======== MATERIALS PROVIDED

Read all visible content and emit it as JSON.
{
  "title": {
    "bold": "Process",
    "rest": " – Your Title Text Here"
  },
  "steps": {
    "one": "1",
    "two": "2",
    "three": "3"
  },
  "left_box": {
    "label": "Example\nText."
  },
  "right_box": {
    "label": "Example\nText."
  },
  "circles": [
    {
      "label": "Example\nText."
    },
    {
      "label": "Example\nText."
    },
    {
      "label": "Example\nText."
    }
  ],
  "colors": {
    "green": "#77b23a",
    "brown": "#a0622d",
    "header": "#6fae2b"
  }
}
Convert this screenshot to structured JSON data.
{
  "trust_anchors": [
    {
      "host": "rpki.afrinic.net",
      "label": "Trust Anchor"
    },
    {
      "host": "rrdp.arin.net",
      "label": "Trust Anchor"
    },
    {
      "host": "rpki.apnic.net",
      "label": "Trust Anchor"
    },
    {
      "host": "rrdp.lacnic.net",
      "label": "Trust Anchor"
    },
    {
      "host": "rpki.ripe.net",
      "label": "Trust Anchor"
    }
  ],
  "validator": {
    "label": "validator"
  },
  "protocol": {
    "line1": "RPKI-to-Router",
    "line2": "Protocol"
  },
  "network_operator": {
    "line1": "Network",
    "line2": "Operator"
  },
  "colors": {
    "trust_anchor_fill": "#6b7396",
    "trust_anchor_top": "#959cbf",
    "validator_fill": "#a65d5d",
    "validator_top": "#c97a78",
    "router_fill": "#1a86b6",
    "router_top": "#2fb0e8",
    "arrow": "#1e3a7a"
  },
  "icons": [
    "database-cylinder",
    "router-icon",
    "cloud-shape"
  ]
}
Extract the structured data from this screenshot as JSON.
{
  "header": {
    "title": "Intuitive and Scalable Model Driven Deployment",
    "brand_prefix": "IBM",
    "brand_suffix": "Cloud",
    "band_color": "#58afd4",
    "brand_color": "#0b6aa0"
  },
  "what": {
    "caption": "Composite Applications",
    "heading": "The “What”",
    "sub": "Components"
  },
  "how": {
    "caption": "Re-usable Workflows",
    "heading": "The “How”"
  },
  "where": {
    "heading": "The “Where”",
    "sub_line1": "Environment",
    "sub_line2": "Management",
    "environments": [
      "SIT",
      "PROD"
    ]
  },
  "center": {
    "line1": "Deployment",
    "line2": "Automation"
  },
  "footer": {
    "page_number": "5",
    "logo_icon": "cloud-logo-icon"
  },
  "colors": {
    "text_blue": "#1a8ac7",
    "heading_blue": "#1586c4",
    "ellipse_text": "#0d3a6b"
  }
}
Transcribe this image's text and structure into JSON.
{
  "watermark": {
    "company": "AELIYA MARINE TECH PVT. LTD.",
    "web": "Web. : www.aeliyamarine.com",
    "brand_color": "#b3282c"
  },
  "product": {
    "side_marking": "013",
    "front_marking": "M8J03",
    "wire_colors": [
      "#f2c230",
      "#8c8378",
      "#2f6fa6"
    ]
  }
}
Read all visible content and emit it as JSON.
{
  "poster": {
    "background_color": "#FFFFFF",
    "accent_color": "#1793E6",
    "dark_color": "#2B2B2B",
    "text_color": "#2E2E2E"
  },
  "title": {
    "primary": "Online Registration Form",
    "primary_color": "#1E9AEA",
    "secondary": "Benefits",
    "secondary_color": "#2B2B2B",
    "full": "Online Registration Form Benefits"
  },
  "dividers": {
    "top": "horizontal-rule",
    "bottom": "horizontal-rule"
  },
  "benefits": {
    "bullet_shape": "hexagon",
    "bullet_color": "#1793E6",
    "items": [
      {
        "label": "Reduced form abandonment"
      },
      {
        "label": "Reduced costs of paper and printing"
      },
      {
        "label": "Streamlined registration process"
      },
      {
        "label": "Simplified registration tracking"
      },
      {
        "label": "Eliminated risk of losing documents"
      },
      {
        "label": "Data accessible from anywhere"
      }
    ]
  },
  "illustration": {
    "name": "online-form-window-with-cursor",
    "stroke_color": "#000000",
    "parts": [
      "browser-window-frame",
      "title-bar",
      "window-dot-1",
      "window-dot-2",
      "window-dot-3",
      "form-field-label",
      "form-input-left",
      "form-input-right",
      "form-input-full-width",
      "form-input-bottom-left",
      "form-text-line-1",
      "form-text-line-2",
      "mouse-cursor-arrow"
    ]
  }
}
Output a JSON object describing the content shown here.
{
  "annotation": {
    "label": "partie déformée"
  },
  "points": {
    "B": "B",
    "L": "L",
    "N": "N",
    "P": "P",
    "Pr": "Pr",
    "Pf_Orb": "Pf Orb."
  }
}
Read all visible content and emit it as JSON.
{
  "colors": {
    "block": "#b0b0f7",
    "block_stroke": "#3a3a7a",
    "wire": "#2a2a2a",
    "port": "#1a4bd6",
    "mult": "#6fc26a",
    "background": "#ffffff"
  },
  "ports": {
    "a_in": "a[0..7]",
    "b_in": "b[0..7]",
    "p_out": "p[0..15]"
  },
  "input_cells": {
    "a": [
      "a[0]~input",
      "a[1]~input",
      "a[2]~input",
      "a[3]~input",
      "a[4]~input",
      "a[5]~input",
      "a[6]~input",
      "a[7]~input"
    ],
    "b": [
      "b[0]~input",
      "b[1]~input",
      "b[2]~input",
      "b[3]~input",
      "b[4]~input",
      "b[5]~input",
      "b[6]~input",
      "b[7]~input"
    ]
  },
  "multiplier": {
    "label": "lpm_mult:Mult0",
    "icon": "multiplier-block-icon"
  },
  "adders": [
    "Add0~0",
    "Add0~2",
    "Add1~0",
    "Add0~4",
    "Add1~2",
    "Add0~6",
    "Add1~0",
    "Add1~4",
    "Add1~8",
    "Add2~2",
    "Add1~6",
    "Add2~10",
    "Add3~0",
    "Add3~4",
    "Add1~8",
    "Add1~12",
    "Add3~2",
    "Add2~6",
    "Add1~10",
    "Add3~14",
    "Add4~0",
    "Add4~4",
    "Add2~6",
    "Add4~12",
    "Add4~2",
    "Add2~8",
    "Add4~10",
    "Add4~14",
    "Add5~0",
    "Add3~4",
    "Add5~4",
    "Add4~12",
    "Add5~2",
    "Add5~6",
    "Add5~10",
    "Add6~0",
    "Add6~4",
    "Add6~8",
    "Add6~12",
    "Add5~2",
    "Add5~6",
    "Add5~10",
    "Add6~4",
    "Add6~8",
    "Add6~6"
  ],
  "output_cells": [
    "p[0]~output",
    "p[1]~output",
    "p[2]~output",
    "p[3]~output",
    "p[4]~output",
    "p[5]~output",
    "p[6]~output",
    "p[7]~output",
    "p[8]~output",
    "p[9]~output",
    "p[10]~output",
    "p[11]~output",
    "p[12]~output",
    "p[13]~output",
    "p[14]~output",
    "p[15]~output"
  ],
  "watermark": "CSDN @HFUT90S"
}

================

Faithfully reproduce all of the records, character for character.

Read all visible content and emit it as JSON.
{
  "title": {
    "bold": "Process",
    "rest": " – Your Title Text Here"
  },
  "steps": {
    "one": "1",
    "two": "2",
    "three": "3"
  },
  "left_box": {
    "label": "Example\nText."
  },
  "right_box": {
    "label": "Example\nText."
  },
  "circles": [
    {
      "label": "Example\nText."
    },
    {
      "label": "Example\nText."
    },
    {
      "label": "Example\nText."
    }
  ],
  "colors": {
    "green": "#77b23a",
    "brown": "#a0622d",
    "header": "#6fae2b"
  }
}
Convert this screenshot to structured JSON data.
{
  "trust_anchors": [
    {
      "host": "rpki.afrinic.net",
      "label": "Trust Anchor"
    },
    {
      "host": "rrdp.arin.net",
      "label": "Trust Anchor"
    },
    {
      "host": "rpki.apnic.net",
      "label": "Trust Anchor"
    },
    {
      "host": "rrdp.lacnic.net",
      "label": "Trust Anchor"
    },
    {
      "host": "rpki.ripe.net",
      "label": "Trust Anchor"
    }
  ],
  "validator": {
    "label": "validator"
  },
  "protocol": {
    "line1": "RPKI-to-Router",
    "line2": "Protocol"
  },
  "network_operator": {
    "line1": "Network",
    "line2": "Operator"
  },
  "colors": {
    "trust_anchor_fill": "#6b7396",
    "trust_anchor_top": "#959cbf",
    "validator_fill": "#a65d5d",
    "validator_top": "#c97a78",
    "router_fill": "#1a86b6",
    "router_top": "#2fb0e8",
    "arrow": "#1e3a7a"
  },
  "icons": [
    "database-cylinder",
    "router-icon",
    "cloud-shape"
  ]
}
Extract the structured data from this screenshot as JSON.
{
  "header": {
    "title": "Intuitive and Scalable Model Driven Deployment",
    "brand_prefix": "IBM",
    "brand_suffix": "Cloud",
    "band_color": "#58afd4",
    "brand_color": "#0b6aa0"
  },
  "what": {
    "caption": "Composite Applications",
    "heading": "The “What”",
    "sub": "Components"
  },
  "how": {
    "caption": "Re-usable Workflows",
    "heading": "The “How”"
  },
  "where": {
    "heading": "The “Where”",
    "sub_line1": "Environment",
    "sub_line2": "Management",
    "environments": [
      "SIT",
      "PROD"
    ]
  },
  "center": {
    "line1": "Deployment",
    "line2": "Automation"
  },
  "footer": {
    "page_number": "5",
    "logo_icon": "cloud-logo-icon"
  },
  "colors": {
    "text_blue": "#1a8ac7",
    "heading_blue": "#1586c4",
    "ellipse_text": "#0d3a6b"
  }
}
Transcribe this image's text and structure into JSON.
{
  "watermark": {
    "company": "AELIYA MARINE TECH PVT. LTD.",
    "web": "Web. : www.aeliyamarine.com",
    "brand_color": "#b3282c"
  },
  "product": {
    "side_marking": "013",
    "front_marking": "M8J03",
    "wire_colors": [
      "#f2c230",
      "#8c8378",
      "#2f6fa6"
    ]
  }
}
Read all visible content and emit it as JSON.
{
  "poster": {
    "background_color": "#FFFFFF",
    "accent_color": "#1793E6",
    "dark_color": "#2B2B2B",
    "text_color": "#2E2E2E"
  },
  "title": {
    "primary": "Online Registration Form",
    "primary_color": "#1E9AEA",
    "secondary": "Benefits",
    "secondary_color": "#2B2B2B",
    "full": "Online Registration Form Benefits"
  },
  "dividers": {
    "top": "horizontal-rule",
    "bottom": "horizontal-rule"
  },
  "benefits": {
    "bullet_shape": "hexagon",
    "bullet_color": "#1793E6",
    "items": [
      {
        "label": "Reduced form abandonment"
      },
      {
        "label": "Reduced costs of paper and printing"
      },
      {
        "label": "Streamlined registration process"
      },
      {
        "label": "Simplified registration tracking"
      },
      {
        "label": "Eliminated risk of losing documents"
      },
      {
        "label": "Data accessible from anywhere"
      }
    ]
  },
  "illustration": {
    "name": "online-form-window-with-cursor",
    "stroke_color": "#000000",
    "parts": [
      "browser-window-frame",
      "title-bar",
      "window-dot-1",
      "window-dot-2",
      "window-dot-3",
      "form-field-label",
      "form-input-left",
      "form-input-right",
      "form-input-full-width",
      "form-input-bottom-left",
      "form-text-line-1",
      "form-text-line-2",
      "mouse-cursor-arrow"
    ]
  }
}
Output a JSON object describing the content shown here.
{
  "annotation": {
    "label": "partie déformée"
  },
  "points": {
    "B": "B",
    "L": "L",
    "N": "N",
    "P": "P",
    "Pr": "Pr",
    "Pf_Orb": "Pf Orb."
  }
}
Read all visible content and emit it as JSON.
{
  "colors": {
    "block": "#b0b0f7",
    "block_stroke": "#3a3a7a",
    "wire": "#2a2a2a",
    "port": "#1a4bd6",
    "mult": "#6fc26a",
    "background": "#ffffff"
  },
  "ports": {
    "a_in": "a[0..7]",
    "b_in": "b[0..7]",
    "p_out": "p[0..15]"
  },
  "input_cells": {
    "a": [
      "a[0]~input",
      "a[1]~input",
      "a[2]~input",
      "a[3]~input",
      "a[4]~input",
      "a[5]~input",
      "a[6]~input",
      "a[7]~input"
    ],
    "b": [
      "b[0]~input",
      "b[1]~input",
      "b[2]~input",
      "b[3]~input",
      "b[4]~input",
      "b[5]~input",
      "b[6]~input",
      "b[7]~input"
    ]
  },
  "multiplier": {
    "label": "lpm_mult:Mult0",
    "icon": "multiplier-block-icon"
  },
  "adders": [
    "Add0~0",
    "Add0~2",
    "Add1~0",
    "Add0~4",
    "Add1~2",
    "Add0~6",
    "Add1~0",
    "Add1~4",
    "Add1~8",
    "Add2~2",
    "Add1~6",
    "Add2~10",
    "Add3~0",
    "Add3~4",
    "Add1~8",
    "Add1~12",
    "Add3~2",
    "Add2~6",
    "Add1~10",
    "Add3~14",
    "Add4~0",
    "Add4~4",
    "Add2~6",
    "Add4~12",
    "Add4~2",
    "Add2~8",
    "Add4~10",
    "Add4~14",
    "Add5~0",
    "Add3~4",
    "Add5~4",
    "Add4~12",
    "Add5~2",
    "Add5~6",
    "Add5~10",
    "Add6~0",
    "Add6~4",
    "Add6~8",
    "Add6~12",
    "Add5~2",
    "Add5~6",
    "Add5~10",
    "Add6~4",
    "Add6~8",
    "Add6~6"
  ],
  "output_cells": [
    "p[0]~output",
    "p[1]~output",
    "p[2]~output",
    "p[3]~output",
    "p[4]~output",
    "p[5]~output",
    "p[6]~output",
    "p[7]~output",
    "p[8]~output",
    "p[9]~output",
    "p[10]~output",
    "p[11]~output",
    "p[12]~output",
    "p[13]~output",
    "p[14]~output",
    "p[15]~output"
  ],
  "watermark": "CSDN @HFUT90S"
}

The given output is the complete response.